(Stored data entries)
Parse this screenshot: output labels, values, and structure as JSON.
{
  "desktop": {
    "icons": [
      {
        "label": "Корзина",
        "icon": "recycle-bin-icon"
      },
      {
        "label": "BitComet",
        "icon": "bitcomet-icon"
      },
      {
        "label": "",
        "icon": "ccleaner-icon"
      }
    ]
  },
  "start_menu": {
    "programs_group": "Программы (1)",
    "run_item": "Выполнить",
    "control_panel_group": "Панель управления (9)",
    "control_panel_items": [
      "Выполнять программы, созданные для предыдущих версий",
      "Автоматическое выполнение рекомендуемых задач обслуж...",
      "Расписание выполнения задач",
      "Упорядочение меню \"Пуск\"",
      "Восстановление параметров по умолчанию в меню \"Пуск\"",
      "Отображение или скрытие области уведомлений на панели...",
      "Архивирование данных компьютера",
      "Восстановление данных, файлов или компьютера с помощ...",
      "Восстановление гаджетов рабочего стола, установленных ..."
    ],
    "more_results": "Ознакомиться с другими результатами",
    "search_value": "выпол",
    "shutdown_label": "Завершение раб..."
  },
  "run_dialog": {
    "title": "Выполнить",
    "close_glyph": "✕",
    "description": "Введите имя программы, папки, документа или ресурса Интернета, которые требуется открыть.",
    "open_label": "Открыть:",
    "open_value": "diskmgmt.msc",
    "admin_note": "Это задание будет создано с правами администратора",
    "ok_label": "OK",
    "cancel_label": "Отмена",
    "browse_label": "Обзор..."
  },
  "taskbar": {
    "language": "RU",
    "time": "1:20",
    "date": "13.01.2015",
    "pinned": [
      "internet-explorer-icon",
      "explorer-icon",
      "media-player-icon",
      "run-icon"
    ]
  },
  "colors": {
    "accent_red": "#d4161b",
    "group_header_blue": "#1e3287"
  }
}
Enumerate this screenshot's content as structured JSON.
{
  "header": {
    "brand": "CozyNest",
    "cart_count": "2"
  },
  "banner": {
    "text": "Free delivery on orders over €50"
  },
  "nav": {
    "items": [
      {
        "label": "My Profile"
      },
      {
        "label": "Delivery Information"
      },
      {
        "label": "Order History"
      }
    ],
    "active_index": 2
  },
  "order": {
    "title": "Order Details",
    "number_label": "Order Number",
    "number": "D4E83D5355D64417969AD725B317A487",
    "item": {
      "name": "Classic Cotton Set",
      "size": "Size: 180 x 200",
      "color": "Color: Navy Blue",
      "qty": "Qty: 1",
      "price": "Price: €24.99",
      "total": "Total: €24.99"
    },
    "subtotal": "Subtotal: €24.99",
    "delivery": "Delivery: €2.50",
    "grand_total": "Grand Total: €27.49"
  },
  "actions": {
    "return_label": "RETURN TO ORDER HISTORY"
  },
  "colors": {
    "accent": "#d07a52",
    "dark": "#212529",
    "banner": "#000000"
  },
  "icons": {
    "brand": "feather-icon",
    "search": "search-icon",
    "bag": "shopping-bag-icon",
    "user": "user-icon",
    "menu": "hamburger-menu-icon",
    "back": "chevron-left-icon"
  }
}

Your task:
Repeat all the records. Match each line exactly.

Solution:
Parse this screenshot: output labels, values, and structure as JSON.
{
  "desktop": {
    "icons": [
      {
        "label": "Корзина",
        "icon": "recycle-bin-icon"
      },
      {
        "label": "BitComet",
        "icon": "bitcomet-icon"
      },
      {
        "label": "",
        "icon": "ccleaner-icon"
      }
    ]
  },
  "start_menu": {
    "programs_group": "Программы (1)",
    "run_item": "Выполнить",
    "control_panel_group": "Панель управления (9)",
    "control_panel_items": [
      "Выполнять программы, созданные для предыдущих версий",
      "Автоматическое выполнение рекомендуемых задач обслуж...",
      "Расписание выполнения задач",
      "Упорядочение меню \"Пуск\"",
      "Восстановление параметров по умолчанию в меню \"Пуск\"",
      "Отображение или скрытие области уведомлений на панели...",
      "Архивирование данных компьютера",
      "Восстановление данных, файлов или компьютера с помощ...",
      "Восстановление гаджетов рабочего стола, установленных ..."
    ],
    "more_results": "Ознакомиться с другими результатами",
    "search_value": "выпол",
    "shutdown_label": "Завершение раб..."
  },
  "run_dialog": {
    "title": "Выполнить",
    "close_glyph": "✕",
    "description": "Введите имя программы, папки, документа или ресурса Интернета, которые требуется открыть.",
    "open_label": "Открыть:",
    "open_value": "diskmgmt.msc",
    "admin_note": "Это задание будет создано с правами администратора",
    "ok_label": "OK",
    "cancel_label": "Отмена",
    "browse_label": "Обзор..."
  },
  "taskbar": {
    "language": "RU",
    "time": "1:20",
    "date": "13.01.2015",
    "pinned": [
      "internet-explorer-icon",
      "explorer-icon",
      "media-player-icon",
      "run-icon"
    ]
  },
  "colors": {
    "accent_red": "#d4161b",
    "group_header_blue": "#1e3287"
  }
}
Enumerate this screenshot's content as structured JSON.
{
  "header": {
    "brand": "CozyNest",
    "cart_count": "2"
  },
  "banner": {
    "text": "Free delivery on orders over €50"
  },
  "nav": {
    "items": [
      {
        "label": "My Profile"
      },
      {
        "label": "Delivery Information"
      },
      {
        "label": "Order History"
      }
    ],
    "active_index": 2
  },
  "order": {
    "title": "Order Details",
    "number_label": "Order Number",
    "number": "D4E83D5355D64417969AD725B317A487",
    "item": {
      "name": "Classic Cotton Set",
      "size": "Size: 180 x 200",
      "color": "Color: Navy Blue",
      "qty": "Qty: 1",
      "price": "Price: €24.99",
      "total": "Total: €24.99"
    },
    "subtotal": "Subtotal: €24.99",
    "delivery": "Delivery: €2.50",
    "grand_total": "Grand Total: €27.49"
  },
  "actions": {
    "return_label": "RETURN TO ORDER HISTORY"
  },
  "colors": {
    "accent": "#d07a52",
    "dark": "#212529",
    "banner": "#000000"
  },
  "icons": {
    "brand": "feather-icon",
    "search": "search-icon",
    "bag": "shopping-bag-icon",
    "user": "user-icon",
    "menu": "hamburger-menu-icon",
    "back": "chevron-left-icon"
  }
}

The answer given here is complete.